** Entries provided **
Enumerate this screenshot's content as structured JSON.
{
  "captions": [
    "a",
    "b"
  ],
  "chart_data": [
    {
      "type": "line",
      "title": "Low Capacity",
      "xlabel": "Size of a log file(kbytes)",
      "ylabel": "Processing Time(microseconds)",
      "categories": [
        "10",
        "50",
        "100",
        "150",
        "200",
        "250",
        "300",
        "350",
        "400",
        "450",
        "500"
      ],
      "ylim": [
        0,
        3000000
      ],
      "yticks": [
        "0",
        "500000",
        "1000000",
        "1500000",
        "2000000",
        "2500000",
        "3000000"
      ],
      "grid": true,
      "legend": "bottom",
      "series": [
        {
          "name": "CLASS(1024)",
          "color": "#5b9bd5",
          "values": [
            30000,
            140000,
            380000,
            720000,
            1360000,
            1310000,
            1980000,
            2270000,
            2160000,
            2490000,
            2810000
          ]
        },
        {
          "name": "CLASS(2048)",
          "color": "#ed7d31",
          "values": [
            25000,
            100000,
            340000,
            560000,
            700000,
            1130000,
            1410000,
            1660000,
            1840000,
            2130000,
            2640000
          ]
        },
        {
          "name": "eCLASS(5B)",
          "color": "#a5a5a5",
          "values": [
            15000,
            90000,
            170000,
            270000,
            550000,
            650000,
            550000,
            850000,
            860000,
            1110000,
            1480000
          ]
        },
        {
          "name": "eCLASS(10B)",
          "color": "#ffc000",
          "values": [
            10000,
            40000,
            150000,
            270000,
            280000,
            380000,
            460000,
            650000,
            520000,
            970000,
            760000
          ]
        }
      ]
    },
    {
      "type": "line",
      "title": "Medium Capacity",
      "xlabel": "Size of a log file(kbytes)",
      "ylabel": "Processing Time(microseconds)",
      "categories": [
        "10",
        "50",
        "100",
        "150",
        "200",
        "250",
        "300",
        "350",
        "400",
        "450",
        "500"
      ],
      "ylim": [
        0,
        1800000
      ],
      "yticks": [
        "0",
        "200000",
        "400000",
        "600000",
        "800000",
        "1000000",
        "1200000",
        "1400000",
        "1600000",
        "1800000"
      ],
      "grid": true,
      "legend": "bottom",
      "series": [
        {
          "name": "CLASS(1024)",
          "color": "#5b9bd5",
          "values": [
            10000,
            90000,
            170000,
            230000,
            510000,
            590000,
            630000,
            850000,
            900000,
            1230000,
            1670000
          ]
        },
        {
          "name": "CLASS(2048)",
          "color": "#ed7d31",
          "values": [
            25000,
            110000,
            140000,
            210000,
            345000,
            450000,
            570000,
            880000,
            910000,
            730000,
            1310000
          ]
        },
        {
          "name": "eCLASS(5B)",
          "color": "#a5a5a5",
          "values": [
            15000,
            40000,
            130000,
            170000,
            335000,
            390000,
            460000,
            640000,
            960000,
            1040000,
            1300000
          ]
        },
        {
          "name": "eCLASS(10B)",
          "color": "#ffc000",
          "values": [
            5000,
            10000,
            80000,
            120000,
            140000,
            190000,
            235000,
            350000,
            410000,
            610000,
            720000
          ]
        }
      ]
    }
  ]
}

** Exercise directions **
Return the listing above in its exact form.

** Response to this exercise **
Enumerate this screenshot's content as structured JSON.
{
  "captions": [
    "a",
    "b"
  ],
  "chart_data": [
    {
      "type": "line",
      "title": "Low Capacity",
      "xlabel": "Size of a log file(kbytes)",
      "ylabel": "Processing Time(microseconds)",
      "categories": [
        "10",
        "50",
        "100",
        "150",
        "200",
        "250",
        "300",
        "350",
        "400",
        "450",
        "500"
      ],
      "ylim": [
        0,
        3000000
      ],
      "yticks": [
        "0",
        "500000",
        "1000000",
        "1500000",
        "2000000",
        "2500000",
        "3000000"
      ],
      "grid": true,
      "legend": "bottom",
      "series": [
        {
          "name": "CLASS(1024)",
          "color": "#5b9bd5",
          "values": [
            30000,
            140000,
            380000,
            720000,
            1360000,
            1310000,
            1980000,
            2270000,
            2160000,
            2490000,
            2810000
          ]
        },
        {
          "name": "CLASS(2048)",
          "color": "#ed7d31",
          "values": [
            25000,
            100000,
            340000,
            560000,
            700000,
            1130000,
            1410000,
            1660000,
            1840000,
            2130000,
            2640000
          ]
        },
        {
          "name": "eCLASS(5B)",
          "color": "#a5a5a5",
          "values": [
            15000,
            90000,
            170000,
            270000,
            550000,
            650000,
            550000,
            850000,
            860000,
            1110000,
            1480000
          ]
        },
        {
          "name": "eCLASS(10B)",
          "color": "#ffc000",
          "values": [
            10000,
            40000,
            150000,
            270000,
            280000,
            380000,
            460000,
            650000,
            520000,
            970000,
            760000
          ]
        }
      ]
    },
    {
      "type": "line",
      "title": "Medium Capacity",
      "xlabel": "Size of a log file(kbytes)",
      "ylabel": "Processing Time(microseconds)",
      "categories": [
        "10",
        "50",
        "100",
        "150",
        "200",
        "250",
        "300",
        "350",
        "400",
        "450",
        "500"
      ],
      "ylim": [
        0,
        1800000
      ],
      "yticks": [
        "0",
        "200000",
        "400000",
        "600000",
        "800000",
        "1000000",
        "1200000",
        "1400000",
        "1600000",
        "1800000"
      ],
      "grid": true,
      "legend": "bottom",
      "series": [
        {
          "name": "CLASS(1024)",
          "color": "#5b9bd5",
          "values": [
            10000,
            90000,
            170000,
            230000,
            510000,
            590000,
            630000,
            850000,
            900000,
            1230000,
            1670000
          ]
        },
        {
          "name": "CLASS(2048)",
          "color": "#ed7d31",
          "values": [
            25000,
            110000,
            140000,
            210000,
            345000,
            450000,
            570000,
            880000,
            910000,
            730000,
            1310000
          ]
        },
        {
          "name": "eCLASS(5B)",
          "color": "#a5a5a5",
          "values": [
            15000,
            40000,
            130000,
            170000,
            335000,
            390000,
            460000,
            640000,
            960000,
            1040000,
            1300000
          ]
        },
        {
          "name": "eCLASS(10B)",
          "color": "#ffc000",
          "values": [
            5000,
            10000,
            80000,
            120000,
            140000,
            190000,
            235000,
            350000,
            410000,
            610000,
            720000
          ]
        }
      ]
    }
  ]
}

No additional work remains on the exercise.